• Given task
Find every line of the listing below where "első" appears, and copy it.
--------------------------------
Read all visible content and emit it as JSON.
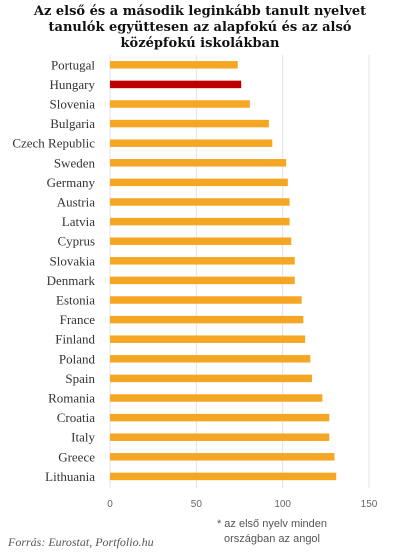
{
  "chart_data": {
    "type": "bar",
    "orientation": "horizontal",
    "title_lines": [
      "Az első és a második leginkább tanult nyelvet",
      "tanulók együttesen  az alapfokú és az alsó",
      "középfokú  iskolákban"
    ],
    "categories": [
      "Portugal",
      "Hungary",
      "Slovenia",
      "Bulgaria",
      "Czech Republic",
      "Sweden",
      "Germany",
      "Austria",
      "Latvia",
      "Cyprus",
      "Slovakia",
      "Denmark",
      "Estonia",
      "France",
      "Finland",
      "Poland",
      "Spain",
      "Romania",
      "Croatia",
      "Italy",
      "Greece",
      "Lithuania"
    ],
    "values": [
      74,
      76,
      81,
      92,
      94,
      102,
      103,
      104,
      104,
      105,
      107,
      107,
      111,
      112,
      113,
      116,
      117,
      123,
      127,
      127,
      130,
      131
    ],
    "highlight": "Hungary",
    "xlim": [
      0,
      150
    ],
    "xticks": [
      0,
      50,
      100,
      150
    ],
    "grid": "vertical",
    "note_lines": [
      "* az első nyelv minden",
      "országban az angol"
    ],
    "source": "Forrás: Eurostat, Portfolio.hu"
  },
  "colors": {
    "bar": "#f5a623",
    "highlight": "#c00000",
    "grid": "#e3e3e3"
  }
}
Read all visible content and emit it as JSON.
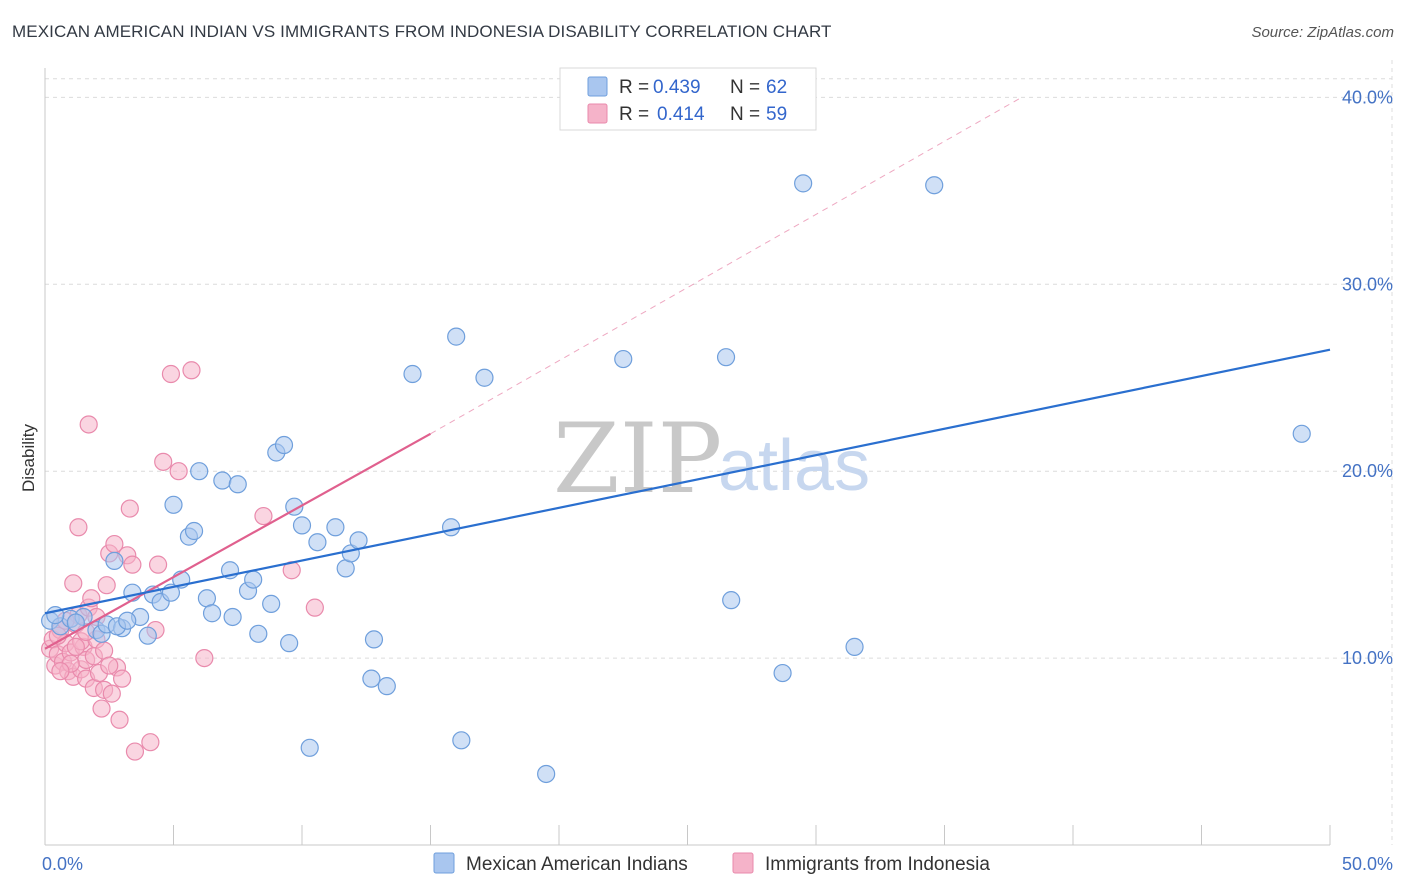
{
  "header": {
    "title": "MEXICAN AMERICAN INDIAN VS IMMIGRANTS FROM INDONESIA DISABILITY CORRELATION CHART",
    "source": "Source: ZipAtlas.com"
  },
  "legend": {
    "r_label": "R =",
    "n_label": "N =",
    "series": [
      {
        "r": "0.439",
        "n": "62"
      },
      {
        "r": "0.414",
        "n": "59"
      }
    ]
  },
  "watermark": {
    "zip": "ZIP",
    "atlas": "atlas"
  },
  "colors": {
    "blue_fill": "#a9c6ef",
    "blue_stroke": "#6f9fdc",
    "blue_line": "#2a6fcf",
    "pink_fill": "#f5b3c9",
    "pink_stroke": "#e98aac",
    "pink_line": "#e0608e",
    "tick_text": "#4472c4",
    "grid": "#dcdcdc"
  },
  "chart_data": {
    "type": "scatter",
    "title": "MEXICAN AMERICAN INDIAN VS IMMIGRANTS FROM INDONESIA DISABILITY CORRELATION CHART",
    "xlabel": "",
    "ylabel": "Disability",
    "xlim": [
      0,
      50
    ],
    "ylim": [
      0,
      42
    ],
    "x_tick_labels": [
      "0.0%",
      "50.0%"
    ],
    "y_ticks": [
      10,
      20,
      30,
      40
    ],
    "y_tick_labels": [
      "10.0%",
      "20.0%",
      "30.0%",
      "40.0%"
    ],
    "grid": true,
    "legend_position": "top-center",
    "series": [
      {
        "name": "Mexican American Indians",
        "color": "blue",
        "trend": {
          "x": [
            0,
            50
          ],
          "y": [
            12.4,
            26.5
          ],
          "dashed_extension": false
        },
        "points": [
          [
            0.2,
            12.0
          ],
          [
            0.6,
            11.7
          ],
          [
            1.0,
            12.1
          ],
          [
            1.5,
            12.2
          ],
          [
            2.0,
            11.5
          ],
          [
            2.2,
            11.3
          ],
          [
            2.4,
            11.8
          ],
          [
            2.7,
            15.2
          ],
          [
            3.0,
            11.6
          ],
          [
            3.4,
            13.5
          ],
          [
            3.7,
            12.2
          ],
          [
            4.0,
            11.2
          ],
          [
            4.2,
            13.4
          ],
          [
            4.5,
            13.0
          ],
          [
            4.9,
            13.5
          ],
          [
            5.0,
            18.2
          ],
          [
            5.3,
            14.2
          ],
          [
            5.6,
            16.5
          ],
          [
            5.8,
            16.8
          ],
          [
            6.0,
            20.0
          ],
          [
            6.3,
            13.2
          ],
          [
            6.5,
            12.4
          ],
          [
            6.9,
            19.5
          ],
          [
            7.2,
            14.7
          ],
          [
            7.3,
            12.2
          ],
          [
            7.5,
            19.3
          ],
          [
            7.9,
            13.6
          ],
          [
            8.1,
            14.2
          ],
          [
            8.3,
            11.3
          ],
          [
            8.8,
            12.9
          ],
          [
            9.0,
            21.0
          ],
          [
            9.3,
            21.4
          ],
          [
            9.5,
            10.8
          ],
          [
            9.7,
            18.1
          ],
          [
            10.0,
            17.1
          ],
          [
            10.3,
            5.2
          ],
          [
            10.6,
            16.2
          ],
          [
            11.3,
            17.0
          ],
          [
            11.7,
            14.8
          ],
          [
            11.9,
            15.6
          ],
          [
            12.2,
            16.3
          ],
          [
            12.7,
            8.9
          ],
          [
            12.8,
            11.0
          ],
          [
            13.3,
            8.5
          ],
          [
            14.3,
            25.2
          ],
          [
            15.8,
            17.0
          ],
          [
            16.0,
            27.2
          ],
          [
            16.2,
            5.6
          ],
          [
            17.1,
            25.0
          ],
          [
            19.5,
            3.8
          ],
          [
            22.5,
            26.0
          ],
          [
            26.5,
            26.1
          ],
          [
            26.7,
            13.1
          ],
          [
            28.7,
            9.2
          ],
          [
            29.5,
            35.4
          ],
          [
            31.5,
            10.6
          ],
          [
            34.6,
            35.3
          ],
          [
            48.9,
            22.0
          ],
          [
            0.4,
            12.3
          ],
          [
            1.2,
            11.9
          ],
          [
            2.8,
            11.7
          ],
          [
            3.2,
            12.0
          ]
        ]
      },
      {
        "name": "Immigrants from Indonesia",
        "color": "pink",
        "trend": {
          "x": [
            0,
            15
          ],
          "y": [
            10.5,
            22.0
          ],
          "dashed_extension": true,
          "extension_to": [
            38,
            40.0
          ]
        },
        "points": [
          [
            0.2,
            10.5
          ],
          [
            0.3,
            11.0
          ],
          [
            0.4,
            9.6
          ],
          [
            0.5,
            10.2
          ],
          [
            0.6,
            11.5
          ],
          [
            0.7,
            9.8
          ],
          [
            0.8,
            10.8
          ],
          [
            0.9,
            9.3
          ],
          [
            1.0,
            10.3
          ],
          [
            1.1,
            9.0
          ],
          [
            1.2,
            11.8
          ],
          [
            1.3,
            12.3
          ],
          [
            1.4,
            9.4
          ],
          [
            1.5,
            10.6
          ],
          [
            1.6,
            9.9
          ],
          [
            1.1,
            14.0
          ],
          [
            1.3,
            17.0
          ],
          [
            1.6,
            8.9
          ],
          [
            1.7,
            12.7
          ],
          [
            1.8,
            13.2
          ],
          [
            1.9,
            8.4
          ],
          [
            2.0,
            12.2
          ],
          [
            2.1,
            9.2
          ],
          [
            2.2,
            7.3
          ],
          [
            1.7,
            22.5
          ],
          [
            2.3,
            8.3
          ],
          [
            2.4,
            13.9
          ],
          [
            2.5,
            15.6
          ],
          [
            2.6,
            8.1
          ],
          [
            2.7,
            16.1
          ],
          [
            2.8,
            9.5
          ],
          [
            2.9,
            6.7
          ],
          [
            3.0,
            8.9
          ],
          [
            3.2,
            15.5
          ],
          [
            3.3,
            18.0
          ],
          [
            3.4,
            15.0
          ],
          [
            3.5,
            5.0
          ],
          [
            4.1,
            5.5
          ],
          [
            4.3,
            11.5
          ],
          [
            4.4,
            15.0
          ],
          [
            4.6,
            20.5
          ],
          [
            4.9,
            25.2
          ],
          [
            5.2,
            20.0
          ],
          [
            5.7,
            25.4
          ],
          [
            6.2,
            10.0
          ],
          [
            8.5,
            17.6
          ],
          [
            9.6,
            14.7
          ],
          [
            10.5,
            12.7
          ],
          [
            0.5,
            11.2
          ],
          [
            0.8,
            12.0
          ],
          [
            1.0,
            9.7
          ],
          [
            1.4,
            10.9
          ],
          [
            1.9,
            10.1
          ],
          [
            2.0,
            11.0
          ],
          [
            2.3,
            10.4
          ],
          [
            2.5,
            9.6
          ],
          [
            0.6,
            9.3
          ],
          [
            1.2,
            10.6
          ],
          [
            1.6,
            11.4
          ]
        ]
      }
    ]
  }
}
--------------------------------
• Response to this task
      "Az első és a második leginkább tanult nyelvet",
      "* az első nyelv minden",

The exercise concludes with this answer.